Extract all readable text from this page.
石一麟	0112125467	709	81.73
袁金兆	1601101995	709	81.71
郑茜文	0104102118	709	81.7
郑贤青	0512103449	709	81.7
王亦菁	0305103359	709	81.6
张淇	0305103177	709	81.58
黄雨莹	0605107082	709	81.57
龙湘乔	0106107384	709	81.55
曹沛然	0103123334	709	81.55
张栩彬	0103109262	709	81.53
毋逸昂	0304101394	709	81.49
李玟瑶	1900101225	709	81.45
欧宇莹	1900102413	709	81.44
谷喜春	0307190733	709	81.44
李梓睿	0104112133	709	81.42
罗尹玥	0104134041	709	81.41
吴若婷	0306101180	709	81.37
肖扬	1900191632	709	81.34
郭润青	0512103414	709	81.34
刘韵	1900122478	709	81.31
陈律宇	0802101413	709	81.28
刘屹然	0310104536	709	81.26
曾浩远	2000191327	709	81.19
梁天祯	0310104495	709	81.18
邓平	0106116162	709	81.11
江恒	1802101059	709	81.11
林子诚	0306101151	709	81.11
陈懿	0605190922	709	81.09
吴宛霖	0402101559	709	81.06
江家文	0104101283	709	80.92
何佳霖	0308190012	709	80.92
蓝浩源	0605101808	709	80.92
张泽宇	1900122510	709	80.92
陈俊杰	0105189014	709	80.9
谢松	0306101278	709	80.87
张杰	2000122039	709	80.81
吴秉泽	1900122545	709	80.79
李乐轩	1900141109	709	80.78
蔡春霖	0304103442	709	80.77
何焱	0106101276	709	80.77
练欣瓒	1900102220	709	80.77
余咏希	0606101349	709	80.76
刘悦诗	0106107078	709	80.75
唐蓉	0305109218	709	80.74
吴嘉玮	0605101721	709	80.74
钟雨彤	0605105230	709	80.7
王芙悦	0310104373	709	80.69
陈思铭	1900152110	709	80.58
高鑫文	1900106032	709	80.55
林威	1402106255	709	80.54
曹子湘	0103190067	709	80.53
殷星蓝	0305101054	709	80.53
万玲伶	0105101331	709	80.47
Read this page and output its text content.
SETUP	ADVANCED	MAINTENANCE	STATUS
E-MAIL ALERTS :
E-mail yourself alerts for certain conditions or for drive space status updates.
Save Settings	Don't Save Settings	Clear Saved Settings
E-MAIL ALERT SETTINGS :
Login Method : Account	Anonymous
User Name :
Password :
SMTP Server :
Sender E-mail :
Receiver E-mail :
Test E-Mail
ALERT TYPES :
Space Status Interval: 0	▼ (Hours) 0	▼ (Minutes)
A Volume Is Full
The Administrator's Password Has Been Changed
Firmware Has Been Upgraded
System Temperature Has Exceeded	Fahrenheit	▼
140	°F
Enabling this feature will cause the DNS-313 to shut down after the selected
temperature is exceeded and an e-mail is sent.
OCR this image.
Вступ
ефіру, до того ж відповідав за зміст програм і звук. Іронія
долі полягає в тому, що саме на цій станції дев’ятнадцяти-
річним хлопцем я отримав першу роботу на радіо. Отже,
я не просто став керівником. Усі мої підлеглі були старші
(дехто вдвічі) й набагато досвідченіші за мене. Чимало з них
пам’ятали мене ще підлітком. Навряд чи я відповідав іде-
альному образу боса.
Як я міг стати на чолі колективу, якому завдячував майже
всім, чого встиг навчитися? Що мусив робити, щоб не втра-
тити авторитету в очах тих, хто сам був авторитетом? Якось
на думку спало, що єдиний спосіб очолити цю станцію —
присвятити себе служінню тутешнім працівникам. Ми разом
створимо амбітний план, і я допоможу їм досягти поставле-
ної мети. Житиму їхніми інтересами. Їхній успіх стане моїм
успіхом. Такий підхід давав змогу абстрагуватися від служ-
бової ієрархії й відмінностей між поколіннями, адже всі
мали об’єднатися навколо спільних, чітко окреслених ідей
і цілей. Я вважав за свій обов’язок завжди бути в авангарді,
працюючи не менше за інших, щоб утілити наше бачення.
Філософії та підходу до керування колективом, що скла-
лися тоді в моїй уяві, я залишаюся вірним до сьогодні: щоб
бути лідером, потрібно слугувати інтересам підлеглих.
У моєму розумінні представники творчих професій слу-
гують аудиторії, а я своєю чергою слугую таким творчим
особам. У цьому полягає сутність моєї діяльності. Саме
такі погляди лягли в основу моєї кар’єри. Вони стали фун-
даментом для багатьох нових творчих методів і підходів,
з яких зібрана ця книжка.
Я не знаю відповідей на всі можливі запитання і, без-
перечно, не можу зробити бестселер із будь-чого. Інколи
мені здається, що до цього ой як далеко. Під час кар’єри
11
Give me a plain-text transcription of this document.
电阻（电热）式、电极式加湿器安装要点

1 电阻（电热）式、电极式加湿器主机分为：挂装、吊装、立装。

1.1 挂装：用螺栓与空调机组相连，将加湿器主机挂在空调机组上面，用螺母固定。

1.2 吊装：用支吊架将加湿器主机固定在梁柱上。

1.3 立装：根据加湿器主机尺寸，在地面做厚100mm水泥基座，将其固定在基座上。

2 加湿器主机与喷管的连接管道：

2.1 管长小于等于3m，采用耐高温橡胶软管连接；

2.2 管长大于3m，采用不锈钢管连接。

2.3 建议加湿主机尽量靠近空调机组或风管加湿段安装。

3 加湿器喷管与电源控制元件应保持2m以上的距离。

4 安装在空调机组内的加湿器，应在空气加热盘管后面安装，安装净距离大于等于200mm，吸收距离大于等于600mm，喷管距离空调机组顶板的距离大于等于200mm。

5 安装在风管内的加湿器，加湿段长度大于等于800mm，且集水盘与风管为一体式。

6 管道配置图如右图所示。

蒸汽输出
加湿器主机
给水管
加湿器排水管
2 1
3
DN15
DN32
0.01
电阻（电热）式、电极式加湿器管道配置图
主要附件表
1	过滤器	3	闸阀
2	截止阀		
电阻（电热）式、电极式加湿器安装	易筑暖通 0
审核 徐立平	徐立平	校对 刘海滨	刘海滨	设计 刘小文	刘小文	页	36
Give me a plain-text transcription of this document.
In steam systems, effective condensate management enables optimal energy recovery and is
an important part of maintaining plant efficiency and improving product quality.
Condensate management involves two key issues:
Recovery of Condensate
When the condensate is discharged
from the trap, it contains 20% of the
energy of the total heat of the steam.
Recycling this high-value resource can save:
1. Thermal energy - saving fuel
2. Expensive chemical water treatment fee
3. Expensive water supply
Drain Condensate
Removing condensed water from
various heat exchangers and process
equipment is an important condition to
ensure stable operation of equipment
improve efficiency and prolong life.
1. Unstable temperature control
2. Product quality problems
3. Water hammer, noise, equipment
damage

Brief >> Take the listing above and write it out again exactly.

Finished answer >>
Extract all readable text from this page.
石一麟	0112125467	709	81.73
袁金兆	1601101995	709	81.71
郑茜文	0104102118	709	81.7
郑贤青	0512103449	709	81.7
王亦菁	0305103359	709	81.6
张淇	0305103177	709	81.58
黄雨莹	0605107082	709	81.57
龙湘乔	0106107384	709	81.55
曹沛然	0103123334	709	81.55
张栩彬	0103109262	709	81.53
毋逸昂	0304101394	709	81.49
李玟瑶	1900101225	709	81.45
欧宇莹	1900102413	709	81.44
谷喜春	0307190733	709	81.44
李梓睿	0104112133	709	81.42
罗尹玥	0104134041	709	81.41
吴若婷	0306101180	709	81.37
肖扬	1900191632	709	81.34
郭润青	0512103414	709	81.34
刘韵	1900122478	709	81.31
陈律宇	0802101413	709	81.28
刘屹然	0310104536	709	81.26
曾浩远	2000191327	709	81.19
梁天祯	0310104495	709	81.18
邓平	0106116162	709	81.11
江恒	1802101059	709	81.11
林子诚	0306101151	709	81.11
陈懿	0605190922	709	81.09
吴宛霖	0402101559	709	81.06
江家文	0104101283	709	80.92
何佳霖	0308190012	709	80.92
蓝浩源	0605101808	709	80.92
张泽宇	1900122510	709	80.92
陈俊杰	0105189014	709	80.9
谢松	0306101278	709	80.87
张杰	2000122039	709	80.81
吴秉泽	1900122545	709	80.79
李乐轩	1900141109	709	80.78
蔡春霖	0304103442	709	80.77
何焱	0106101276	709	80.77
练欣瓒	1900102220	709	80.77
余咏希	0606101349	709	80.76
刘悦诗	0106107078	709	80.75
唐蓉	0305109218	709	80.74
吴嘉玮	0605101721	709	80.74
钟雨彤	0605105230	709	80.7
王芙悦	0310104373	709	80.69
陈思铭	1900152110	709	80.58
高鑫文	1900106032	709	80.55
林威	1402106255	709	80.54
曹子湘	0103190067	709	80.53
殷星蓝	0305101054	709	80.53
万玲伶	0105101331	709	80.47
Read this page and output its text content.
SETUP	ADVANCED	MAINTENANCE	STATUS
E-MAIL ALERTS :
E-mail yourself alerts for certain conditions or for drive space status updates.
Save Settings	Don't Save Settings	Clear Saved Settings
E-MAIL ALERT SETTINGS :
Login Method : Account	Anonymous
User Name :
Password :
SMTP Server :
Sender E-mail :
Receiver E-mail :
Test E-Mail
ALERT TYPES :
Space Status Interval: 0	▼ (Hours) 0	▼ (Minutes)
A Volume Is Full
The Administrator's Password Has Been Changed
Firmware Has Been Upgraded
System Temperature Has Exceeded	Fahrenheit	▼
140	°F
Enabling this feature will cause the DNS-313 to shut down after the selected
temperature is exceeded and an e-mail is sent.
OCR this image.
Вступ
ефіру, до того ж відповідав за зміст програм і звук. Іронія
долі полягає в тому, що саме на цій станції дев’ятнадцяти-
річним хлопцем я отримав першу роботу на радіо. Отже,
я не просто став керівником. Усі мої підлеглі були старші
(дехто вдвічі) й набагато досвідченіші за мене. Чимало з них
пам’ятали мене ще підлітком. Навряд чи я відповідав іде-
альному образу боса.
Як я міг стати на чолі колективу, якому завдячував майже
всім, чого встиг навчитися? Що мусив робити, щоб не втра-
тити авторитету в очах тих, хто сам був авторитетом? Якось
на думку спало, що єдиний спосіб очолити цю станцію —
присвятити себе служінню тутешнім працівникам. Ми разом
створимо амбітний план, і я допоможу їм досягти поставле-
ної мети. Житиму їхніми інтересами. Їхній успіх стане моїм
успіхом. Такий підхід давав змогу абстрагуватися від служ-
бової ієрархії й відмінностей між поколіннями, адже всі
мали об’єднатися навколо спільних, чітко окреслених ідей
і цілей. Я вважав за свій обов’язок завжди бути в авангарді,
працюючи не менше за інших, щоб утілити наше бачення.
Філософії та підходу до керування колективом, що скла-
лися тоді в моїй уяві, я залишаюся вірним до сьогодні: щоб
бути лідером, потрібно слугувати інтересам підлеглих.
У моєму розумінні представники творчих професій слу-
гують аудиторії, а я своєю чергою слугую таким творчим
особам. У цьому полягає сутність моєї діяльності. Саме
такі погляди лягли в основу моєї кар’єри. Вони стали фун-
даментом для багатьох нових творчих методів і підходів,
з яких зібрана ця книжка.
Я не знаю відповідей на всі можливі запитання і, без-
перечно, не можу зробити бестселер із будь-чого. Інколи
мені здається, що до цього ой як далеко. Під час кар’єри
11
Give me a plain-text transcription of this document.
电阻（电热）式、电极式加湿器安装要点

1 电阻（电热）式、电极式加湿器主机分为：挂装、吊装、立装。

1.1 挂装：用螺栓与空调机组相连，将加湿器主机挂在空调机组上面，用螺母固定。

1.2 吊装：用支吊架将加湿器主机固定在梁柱上。

1.3 立装：根据加湿器主机尺寸，在地面做厚100mm水泥基座，将其固定在基座上。

2 加湿器主机与喷管的连接管道：

2.1 管长小于等于3m，采用耐高温橡胶软管连接；

2.2 管长大于3m，采用不锈钢管连接。

2.3 建议加湿主机尽量靠近空调机组或风管加湿段安装。

3 加湿器喷管与电源控制元件应保持2m以上的距离。

4 安装在空调机组内的加湿器，应在空气加热盘管后面安装，安装净距离大于等于200mm，吸收距离大于等于600mm，喷管距离空调机组顶板的距离大于等于200mm。

5 安装在风管内的加湿器，加湿段长度大于等于800mm，且集水盘与风管为一体式。

6 管道配置图如右图所示。

蒸汽输出
加湿器主机
给水管
加湿器排水管
2 1
3
DN15
DN32
0.01
电阻（电热）式、电极式加湿器管道配置图
主要附件表
1	过滤器	3	闸阀
2	截止阀		
电阻（电热）式、电极式加湿器安装	易筑暖通 0
审核 徐立平	徐立平	校对 刘海滨	刘海滨	设计 刘小文	刘小文	页	36
Give me a plain-text transcription of this document.
In steam systems, effective condensate management enables optimal energy recovery and is
an important part of maintaining plant efficiency and improving product quality.
Condensate management involves two key issues:
Recovery of Condensate
When the condensate is discharged
from the trap, it contains 20% of the
energy of the total heat of the steam.
Recycling this high-value resource can save:
1. Thermal energy - saving fuel
2. Expensive chemical water treatment fee
3. Expensive water supply
Drain Condensate
Removing condensed water from
various heat exchangers and process
equipment is an important condition to
ensure stable operation of equipment
improve efficiency and prolong life.
1. Unstable temperature control
2. Product quality problems
3. Water hammer, noise, equipment
damage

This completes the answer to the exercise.